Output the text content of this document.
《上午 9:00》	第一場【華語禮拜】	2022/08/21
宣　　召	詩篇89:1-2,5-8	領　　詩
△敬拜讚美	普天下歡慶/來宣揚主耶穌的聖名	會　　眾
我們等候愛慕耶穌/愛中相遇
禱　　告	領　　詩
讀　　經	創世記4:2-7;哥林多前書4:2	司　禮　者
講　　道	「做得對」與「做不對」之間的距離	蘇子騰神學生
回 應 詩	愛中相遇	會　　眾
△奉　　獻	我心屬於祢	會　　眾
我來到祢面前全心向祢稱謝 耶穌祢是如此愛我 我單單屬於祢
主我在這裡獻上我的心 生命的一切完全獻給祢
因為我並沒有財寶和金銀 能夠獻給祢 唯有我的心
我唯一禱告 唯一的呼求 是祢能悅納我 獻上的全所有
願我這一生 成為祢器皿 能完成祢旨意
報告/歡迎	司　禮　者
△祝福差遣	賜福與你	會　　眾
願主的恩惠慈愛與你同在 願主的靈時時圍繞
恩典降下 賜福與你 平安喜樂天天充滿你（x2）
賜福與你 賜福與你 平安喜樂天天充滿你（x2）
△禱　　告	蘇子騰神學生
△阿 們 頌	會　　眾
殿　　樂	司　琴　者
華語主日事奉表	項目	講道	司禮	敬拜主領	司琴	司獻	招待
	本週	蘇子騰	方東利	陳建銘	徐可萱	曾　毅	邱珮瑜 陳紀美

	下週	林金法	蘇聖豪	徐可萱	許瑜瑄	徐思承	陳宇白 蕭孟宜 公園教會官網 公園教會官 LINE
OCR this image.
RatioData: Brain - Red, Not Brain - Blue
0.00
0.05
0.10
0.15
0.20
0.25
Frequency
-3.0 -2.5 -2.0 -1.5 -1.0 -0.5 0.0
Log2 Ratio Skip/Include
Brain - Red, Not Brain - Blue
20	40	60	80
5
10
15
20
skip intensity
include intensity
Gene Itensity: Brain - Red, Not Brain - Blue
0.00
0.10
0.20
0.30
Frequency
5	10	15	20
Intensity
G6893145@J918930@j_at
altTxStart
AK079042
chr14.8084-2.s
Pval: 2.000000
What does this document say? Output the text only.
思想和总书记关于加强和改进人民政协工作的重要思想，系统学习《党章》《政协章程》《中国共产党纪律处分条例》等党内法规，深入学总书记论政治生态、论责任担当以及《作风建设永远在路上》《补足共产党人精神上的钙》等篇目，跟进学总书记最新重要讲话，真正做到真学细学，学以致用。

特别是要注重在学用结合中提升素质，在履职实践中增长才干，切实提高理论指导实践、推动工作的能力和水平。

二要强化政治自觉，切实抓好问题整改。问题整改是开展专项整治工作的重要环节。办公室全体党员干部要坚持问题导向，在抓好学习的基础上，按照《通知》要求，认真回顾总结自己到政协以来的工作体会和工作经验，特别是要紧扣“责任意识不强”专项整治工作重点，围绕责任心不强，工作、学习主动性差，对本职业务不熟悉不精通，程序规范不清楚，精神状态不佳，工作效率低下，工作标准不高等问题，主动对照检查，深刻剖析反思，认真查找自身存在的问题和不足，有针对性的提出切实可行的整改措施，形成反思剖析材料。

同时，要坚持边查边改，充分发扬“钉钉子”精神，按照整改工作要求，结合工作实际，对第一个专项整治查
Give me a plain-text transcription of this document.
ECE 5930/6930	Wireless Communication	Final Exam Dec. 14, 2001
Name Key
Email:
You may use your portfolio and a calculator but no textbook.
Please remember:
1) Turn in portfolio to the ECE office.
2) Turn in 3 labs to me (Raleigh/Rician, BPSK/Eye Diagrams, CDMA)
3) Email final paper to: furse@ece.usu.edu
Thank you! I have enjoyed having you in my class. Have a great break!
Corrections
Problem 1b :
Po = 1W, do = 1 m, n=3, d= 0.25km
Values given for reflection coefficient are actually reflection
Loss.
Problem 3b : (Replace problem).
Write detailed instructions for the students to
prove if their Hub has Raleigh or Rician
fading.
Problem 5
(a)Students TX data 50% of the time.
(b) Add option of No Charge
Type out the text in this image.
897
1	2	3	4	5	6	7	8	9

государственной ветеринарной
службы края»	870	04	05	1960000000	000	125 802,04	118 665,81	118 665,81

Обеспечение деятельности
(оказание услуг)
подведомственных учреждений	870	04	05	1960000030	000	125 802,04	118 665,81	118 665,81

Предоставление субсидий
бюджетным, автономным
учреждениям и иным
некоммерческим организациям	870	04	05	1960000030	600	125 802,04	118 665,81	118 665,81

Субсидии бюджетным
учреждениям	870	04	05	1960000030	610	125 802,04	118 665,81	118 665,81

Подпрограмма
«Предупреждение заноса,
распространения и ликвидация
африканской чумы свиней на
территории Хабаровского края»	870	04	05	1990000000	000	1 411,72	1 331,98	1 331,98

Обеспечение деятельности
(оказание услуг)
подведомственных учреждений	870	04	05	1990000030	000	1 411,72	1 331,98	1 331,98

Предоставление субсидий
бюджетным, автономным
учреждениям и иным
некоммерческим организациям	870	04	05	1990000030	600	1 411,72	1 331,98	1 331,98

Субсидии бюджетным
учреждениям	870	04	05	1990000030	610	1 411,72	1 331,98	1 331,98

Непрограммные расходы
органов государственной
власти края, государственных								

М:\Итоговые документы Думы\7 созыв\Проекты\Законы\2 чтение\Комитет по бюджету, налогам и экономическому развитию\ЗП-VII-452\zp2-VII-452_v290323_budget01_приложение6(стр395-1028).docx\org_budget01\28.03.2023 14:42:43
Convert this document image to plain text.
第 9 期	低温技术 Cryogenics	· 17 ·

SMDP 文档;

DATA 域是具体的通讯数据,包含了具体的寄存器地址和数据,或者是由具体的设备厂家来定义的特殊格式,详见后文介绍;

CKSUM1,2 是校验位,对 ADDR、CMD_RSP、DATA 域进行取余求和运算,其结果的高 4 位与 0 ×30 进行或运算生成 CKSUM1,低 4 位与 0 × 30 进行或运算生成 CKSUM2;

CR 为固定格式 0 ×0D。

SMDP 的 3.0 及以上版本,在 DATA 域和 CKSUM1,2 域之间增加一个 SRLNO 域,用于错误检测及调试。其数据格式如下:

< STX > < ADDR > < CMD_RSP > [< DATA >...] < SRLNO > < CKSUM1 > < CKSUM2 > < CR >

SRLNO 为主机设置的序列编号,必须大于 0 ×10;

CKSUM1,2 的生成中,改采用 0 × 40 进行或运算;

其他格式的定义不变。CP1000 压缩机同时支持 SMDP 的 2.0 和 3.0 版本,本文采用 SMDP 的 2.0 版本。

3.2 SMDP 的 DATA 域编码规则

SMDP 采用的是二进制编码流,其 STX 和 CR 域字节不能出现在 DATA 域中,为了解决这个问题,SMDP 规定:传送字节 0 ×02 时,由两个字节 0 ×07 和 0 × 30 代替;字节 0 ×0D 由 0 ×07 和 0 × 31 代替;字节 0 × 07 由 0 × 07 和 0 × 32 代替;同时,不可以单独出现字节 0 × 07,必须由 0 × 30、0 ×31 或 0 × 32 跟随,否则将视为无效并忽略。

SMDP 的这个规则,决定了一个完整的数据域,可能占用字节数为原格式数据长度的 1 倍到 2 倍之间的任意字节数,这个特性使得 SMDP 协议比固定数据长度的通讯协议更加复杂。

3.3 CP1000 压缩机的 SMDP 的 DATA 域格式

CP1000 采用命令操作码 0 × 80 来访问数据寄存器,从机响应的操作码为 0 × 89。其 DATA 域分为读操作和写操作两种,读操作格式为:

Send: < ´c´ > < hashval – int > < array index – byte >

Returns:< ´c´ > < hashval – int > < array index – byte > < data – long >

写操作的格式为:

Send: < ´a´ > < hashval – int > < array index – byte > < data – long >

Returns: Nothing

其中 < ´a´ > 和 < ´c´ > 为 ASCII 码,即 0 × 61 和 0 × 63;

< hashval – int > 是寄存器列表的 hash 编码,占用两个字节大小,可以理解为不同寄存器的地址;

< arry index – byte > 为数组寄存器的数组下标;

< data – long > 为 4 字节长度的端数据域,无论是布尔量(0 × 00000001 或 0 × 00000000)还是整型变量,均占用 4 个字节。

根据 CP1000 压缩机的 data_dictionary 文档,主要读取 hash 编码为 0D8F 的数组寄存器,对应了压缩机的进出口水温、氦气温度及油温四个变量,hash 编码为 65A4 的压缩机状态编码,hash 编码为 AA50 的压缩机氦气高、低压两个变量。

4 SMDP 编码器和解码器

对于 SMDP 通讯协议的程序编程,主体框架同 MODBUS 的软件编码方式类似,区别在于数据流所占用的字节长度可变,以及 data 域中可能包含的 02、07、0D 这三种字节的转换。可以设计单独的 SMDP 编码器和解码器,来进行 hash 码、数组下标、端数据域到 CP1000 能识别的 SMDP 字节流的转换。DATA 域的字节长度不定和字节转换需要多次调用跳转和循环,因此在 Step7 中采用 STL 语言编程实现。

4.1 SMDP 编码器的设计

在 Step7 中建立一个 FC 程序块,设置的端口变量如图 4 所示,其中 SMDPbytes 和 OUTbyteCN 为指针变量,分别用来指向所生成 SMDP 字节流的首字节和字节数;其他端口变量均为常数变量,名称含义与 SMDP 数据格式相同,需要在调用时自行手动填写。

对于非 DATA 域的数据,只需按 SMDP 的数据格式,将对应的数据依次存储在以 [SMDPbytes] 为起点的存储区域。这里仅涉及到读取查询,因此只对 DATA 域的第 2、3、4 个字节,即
* * * *
* **TASK DIRECTIONS**
Where a line contains "края", copy that line.

* **WRITTEN SOLUTION**
службы края»	870	04	05	1960000000	000	125 802,04	118 665,81	118 665,81
территории Хабаровского края»	870	04	05	1990000000	000	1 411,72	1 331,98	1 331,98
власти края, государственных								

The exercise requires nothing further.